(Extracted data entries)

────────────────────

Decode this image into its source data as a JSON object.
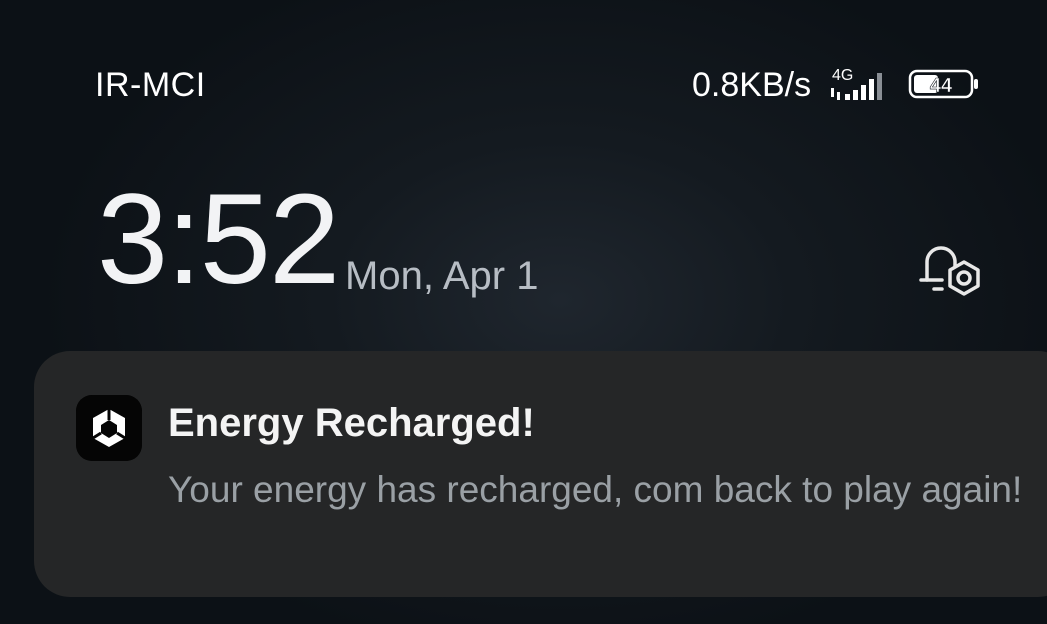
{
  "status_bar": {
    "carrier": "IR-MCI",
    "network_speed": "0.8KB/s",
    "network_type": "4G",
    "signal_icon": "cellular-signal-icon",
    "battery_level": "44",
    "battery_icon": "battery-icon"
  },
  "lock_screen": {
    "time": "3:52",
    "date": "Mon, Apr 1",
    "settings_icon": "notification-settings-icon"
  },
  "notification": {
    "app_icon": "unity-icon",
    "title": "Energy Recharged!",
    "body": "Your energy has recharged, com back to play again!"
  }
}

────────────────────

▸ **Stated problem**
Retype the whole listing exactly and leave the pictures out.

▸ **The output**
Decode this image into its source data as a JSON object.
{
  "status_bar": {
    "carrier": "IR-MCI",
    "network_speed": "0.8KB/s",
    "network_type": "4G",
    "signal_icon": "cellular-signal-icon",
    "battery_level": "44",
    "battery_icon": "battery-icon"
  },
  "lock_screen": {
    "time": "3:52",
    "date": "Mon, Apr 1",
    "settings_icon": "notification-settings-icon"
  },
  "notification": {
    "app_icon": "unity-icon",
    "title": "Energy Recharged!",
    "body": "Your energy has recharged, com back to play again!"
  }
}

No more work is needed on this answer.